● **Instructions to follow**
Could you print every record below exactly as it appears?

● **Dataset content**
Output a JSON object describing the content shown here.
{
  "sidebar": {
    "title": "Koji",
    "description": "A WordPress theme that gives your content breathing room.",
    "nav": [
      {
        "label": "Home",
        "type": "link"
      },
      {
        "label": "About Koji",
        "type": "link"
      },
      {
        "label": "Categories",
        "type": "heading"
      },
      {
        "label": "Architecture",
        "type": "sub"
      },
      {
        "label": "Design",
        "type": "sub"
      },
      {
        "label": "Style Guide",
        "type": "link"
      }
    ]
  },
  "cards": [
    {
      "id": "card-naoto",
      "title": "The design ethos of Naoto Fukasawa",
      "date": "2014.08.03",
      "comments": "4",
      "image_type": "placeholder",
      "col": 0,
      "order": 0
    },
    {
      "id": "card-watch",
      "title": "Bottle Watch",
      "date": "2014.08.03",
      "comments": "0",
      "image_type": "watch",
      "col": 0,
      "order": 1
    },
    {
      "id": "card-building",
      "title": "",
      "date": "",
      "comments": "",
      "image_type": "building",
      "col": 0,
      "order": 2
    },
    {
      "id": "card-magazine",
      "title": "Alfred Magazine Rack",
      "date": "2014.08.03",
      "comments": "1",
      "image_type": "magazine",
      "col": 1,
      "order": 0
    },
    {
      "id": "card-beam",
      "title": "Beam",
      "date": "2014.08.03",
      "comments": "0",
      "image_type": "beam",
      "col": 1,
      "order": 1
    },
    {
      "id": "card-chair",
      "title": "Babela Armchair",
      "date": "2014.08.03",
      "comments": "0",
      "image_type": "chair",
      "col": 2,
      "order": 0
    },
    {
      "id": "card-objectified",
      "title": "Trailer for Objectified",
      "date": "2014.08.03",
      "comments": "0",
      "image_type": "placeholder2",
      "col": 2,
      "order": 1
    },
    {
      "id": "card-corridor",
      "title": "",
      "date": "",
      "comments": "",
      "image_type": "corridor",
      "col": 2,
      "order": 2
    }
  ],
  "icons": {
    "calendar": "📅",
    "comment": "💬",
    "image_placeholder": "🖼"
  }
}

● **Problem solution**
Output a JSON object describing the content shown here.
{
  "sidebar": {
    "title": "Koji",
    "description": "A WordPress theme that gives your content breathing room.",
    "nav": [
      {
        "label": "Home",
        "type": "link"
      },
      {
        "label": "About Koji",
        "type": "link"
      },
      {
        "label": "Categories",
        "type": "heading"
      },
      {
        "label": "Architecture",
        "type": "sub"
      },
      {
        "label": "Design",
        "type": "sub"
      },
      {
        "label": "Style Guide",
        "type": "link"
      }
    ]
  },
  "cards": [
    {
      "id": "card-naoto",
      "title": "The design ethos of Naoto Fukasawa",
      "date": "2014.08.03",
      "comments": "4",
      "image_type": "placeholder",
      "col": 0,
      "order": 0
    },
    {
      "id": "card-watch",
      "title": "Bottle Watch",
      "date": "2014.08.03",
      "comments": "0",
      "image_type": "watch",
      "col": 0,
      "order": 1
    },
    {
      "id": "card-building",
      "title": "",
      "date": "",
      "comments": "",
      "image_type": "building",
      "col": 0,
      "order": 2
    },
    {
      "id": "card-magazine",
      "title": "Alfred Magazine Rack",
      "date": "2014.08.03",
      "comments": "1",
      "image_type": "magazine",
      "col": 1,
      "order": 0
    },
    {
      "id": "card-beam",
      "title": "Beam",
      "date": "2014.08.03",
      "comments": "0",
      "image_type": "beam",
      "col": 1,
      "order": 1
    },
    {
      "id": "card-chair",
      "title": "Babela Armchair",
      "date": "2014.08.03",
      "comments": "0",
      "image_type": "chair",
      "col": 2,
      "order": 0
    },
    {
      "id": "card-objectified",
      "title": "Trailer for Objectified",
      "date": "2014.08.03",
      "comments": "0",
      "image_type": "placeholder2",
      "col": 2,
      "order": 1
    },
    {
      "id": "card-corridor",
      "title": "",
      "date": "",
      "comments": "",
      "image_type": "corridor",
      "col": 2,
      "order": 2
    }
  ],
  "icons": {
    "calendar": "📅",
    "comment": "💬",
    "image_placeholder": "🖼"
  }
}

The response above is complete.